====== Provided records

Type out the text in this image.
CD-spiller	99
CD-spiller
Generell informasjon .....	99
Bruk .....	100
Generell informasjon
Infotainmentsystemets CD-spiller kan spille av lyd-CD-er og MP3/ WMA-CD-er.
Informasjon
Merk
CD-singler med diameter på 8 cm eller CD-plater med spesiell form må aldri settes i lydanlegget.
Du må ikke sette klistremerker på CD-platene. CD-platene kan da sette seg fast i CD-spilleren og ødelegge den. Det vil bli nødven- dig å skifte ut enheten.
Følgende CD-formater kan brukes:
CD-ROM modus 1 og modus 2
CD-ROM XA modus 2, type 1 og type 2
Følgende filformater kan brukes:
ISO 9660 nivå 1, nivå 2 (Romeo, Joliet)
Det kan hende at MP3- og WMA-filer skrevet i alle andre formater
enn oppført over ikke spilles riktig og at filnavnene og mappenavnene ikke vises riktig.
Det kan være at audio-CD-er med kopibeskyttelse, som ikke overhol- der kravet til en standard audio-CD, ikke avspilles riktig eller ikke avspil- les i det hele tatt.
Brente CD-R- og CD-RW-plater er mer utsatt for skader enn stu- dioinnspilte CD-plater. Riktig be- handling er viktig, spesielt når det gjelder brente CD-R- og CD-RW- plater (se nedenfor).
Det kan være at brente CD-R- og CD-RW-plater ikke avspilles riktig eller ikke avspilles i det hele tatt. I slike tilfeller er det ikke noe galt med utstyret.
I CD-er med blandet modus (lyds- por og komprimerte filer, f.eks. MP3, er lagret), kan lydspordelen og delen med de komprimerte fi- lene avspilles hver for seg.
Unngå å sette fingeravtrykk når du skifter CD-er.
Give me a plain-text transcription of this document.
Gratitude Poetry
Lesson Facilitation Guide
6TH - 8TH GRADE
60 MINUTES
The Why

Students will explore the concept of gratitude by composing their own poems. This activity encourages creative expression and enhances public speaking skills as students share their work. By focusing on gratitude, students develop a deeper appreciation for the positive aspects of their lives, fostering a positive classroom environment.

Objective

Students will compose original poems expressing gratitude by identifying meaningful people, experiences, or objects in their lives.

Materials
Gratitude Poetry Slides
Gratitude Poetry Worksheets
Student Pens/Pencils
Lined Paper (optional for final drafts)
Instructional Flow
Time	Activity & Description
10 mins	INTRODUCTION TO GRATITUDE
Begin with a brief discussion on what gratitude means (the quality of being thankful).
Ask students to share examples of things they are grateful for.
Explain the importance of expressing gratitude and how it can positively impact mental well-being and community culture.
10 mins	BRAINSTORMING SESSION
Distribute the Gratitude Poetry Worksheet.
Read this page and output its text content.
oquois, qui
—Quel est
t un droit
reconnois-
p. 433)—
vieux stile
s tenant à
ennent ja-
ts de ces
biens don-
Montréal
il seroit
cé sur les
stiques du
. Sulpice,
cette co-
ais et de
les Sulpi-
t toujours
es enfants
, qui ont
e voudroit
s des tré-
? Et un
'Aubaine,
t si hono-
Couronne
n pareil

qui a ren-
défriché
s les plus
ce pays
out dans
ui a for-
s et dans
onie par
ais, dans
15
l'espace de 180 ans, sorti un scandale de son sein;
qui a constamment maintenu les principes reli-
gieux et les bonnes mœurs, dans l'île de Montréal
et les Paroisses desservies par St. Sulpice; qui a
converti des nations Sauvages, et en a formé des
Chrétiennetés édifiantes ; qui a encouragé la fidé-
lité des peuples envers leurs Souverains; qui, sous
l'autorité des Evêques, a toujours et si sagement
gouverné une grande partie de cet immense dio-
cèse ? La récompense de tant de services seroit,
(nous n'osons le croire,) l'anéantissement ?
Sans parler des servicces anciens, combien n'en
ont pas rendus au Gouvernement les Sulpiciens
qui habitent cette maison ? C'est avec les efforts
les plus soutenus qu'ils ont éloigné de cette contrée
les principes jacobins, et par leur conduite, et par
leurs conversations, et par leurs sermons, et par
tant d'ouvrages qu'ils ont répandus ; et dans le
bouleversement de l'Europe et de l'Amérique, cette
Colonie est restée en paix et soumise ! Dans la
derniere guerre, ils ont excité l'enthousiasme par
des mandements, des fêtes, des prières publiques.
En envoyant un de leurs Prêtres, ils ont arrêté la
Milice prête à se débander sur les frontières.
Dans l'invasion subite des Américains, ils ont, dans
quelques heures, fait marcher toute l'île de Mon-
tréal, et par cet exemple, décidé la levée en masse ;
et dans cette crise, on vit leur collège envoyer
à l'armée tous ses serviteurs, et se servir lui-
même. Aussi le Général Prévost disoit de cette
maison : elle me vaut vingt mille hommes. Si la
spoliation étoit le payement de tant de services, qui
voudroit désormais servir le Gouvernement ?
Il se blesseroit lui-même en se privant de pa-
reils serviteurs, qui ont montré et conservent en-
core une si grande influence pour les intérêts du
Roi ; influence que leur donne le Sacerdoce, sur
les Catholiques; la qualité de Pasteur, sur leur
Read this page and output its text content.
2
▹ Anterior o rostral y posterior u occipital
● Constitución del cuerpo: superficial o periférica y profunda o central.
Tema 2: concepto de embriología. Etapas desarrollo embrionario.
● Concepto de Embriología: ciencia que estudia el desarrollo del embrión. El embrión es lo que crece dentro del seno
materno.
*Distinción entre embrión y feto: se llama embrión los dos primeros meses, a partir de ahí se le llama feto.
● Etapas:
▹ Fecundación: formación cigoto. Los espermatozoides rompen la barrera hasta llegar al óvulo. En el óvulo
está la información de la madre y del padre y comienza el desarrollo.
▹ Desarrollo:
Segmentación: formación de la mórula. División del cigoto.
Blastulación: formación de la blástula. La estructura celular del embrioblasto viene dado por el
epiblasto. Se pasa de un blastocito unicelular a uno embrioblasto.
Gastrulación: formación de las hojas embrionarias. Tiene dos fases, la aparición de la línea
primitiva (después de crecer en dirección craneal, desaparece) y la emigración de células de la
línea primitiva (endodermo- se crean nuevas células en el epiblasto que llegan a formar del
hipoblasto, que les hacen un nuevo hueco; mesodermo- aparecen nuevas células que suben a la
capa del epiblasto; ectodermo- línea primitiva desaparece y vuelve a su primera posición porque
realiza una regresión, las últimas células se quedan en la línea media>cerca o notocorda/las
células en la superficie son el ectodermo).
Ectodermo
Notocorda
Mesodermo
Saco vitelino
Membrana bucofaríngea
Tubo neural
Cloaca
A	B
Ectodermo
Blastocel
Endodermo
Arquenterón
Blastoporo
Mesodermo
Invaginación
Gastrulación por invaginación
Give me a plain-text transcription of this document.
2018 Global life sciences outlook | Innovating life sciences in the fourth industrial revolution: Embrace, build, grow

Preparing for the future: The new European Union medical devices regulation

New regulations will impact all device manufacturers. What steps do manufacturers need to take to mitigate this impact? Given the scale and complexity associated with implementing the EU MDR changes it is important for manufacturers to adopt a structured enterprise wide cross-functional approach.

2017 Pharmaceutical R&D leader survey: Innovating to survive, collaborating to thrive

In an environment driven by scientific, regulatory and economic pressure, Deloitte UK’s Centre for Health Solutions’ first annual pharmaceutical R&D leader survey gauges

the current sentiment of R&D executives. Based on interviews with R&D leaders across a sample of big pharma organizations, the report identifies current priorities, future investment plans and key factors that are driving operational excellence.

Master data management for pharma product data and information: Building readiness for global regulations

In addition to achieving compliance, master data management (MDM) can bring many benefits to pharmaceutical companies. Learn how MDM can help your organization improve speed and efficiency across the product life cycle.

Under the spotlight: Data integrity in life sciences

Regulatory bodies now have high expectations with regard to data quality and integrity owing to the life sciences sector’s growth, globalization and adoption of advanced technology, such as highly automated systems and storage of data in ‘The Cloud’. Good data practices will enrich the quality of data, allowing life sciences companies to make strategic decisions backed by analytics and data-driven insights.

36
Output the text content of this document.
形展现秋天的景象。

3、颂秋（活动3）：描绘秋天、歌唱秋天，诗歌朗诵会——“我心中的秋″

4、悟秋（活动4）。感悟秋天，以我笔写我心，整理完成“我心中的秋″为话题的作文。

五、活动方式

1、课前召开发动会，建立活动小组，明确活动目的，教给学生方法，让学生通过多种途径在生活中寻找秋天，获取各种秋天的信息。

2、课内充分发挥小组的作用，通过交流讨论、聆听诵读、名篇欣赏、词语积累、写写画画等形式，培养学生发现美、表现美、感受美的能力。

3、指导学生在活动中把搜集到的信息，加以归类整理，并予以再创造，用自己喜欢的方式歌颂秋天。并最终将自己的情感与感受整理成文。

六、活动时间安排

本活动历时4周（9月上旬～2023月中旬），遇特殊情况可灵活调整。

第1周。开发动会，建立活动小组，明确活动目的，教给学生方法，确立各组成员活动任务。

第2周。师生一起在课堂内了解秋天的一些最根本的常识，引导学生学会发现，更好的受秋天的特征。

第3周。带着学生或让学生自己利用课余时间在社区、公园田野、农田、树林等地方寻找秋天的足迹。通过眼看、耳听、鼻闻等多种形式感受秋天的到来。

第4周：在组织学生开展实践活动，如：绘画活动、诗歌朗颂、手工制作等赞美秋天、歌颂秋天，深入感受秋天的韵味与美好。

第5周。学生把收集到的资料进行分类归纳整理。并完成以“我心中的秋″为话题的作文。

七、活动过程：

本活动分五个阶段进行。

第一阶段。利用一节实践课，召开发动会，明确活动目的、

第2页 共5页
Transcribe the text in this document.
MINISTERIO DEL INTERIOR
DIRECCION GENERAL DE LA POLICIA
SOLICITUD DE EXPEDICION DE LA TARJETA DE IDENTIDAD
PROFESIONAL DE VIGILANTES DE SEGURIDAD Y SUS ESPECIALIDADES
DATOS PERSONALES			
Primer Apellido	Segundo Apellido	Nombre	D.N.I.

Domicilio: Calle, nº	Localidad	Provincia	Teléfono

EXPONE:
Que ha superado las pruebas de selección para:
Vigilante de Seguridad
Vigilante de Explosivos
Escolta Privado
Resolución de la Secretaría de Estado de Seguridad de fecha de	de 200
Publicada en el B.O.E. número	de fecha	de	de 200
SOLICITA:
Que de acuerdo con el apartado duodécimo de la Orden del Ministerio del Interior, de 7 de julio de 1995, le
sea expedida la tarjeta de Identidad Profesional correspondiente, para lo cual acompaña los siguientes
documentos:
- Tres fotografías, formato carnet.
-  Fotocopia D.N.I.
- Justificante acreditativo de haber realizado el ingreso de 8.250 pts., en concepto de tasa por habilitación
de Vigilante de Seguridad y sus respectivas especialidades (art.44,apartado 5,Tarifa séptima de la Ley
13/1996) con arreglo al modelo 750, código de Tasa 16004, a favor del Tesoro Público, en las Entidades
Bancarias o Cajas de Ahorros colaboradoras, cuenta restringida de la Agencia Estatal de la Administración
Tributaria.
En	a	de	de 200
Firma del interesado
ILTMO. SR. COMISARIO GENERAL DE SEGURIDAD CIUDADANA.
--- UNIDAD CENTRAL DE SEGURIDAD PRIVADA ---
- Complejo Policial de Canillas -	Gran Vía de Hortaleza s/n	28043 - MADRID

============

### [Your task]
Using the entries above, return each line that includes the word "impact".

### [Solution for this exercise]
Explain the importance of expressing gratitude and how it can positively impact mental well-being and community culture.
New regulations will impact all device manufacturers. What steps do manufacturers need to take to mitigate this impact? Given the scale and complexity associated with implementing the EU MDR changes it is important for manufacturers to adopt a structured enterprise wide cross-functional approach.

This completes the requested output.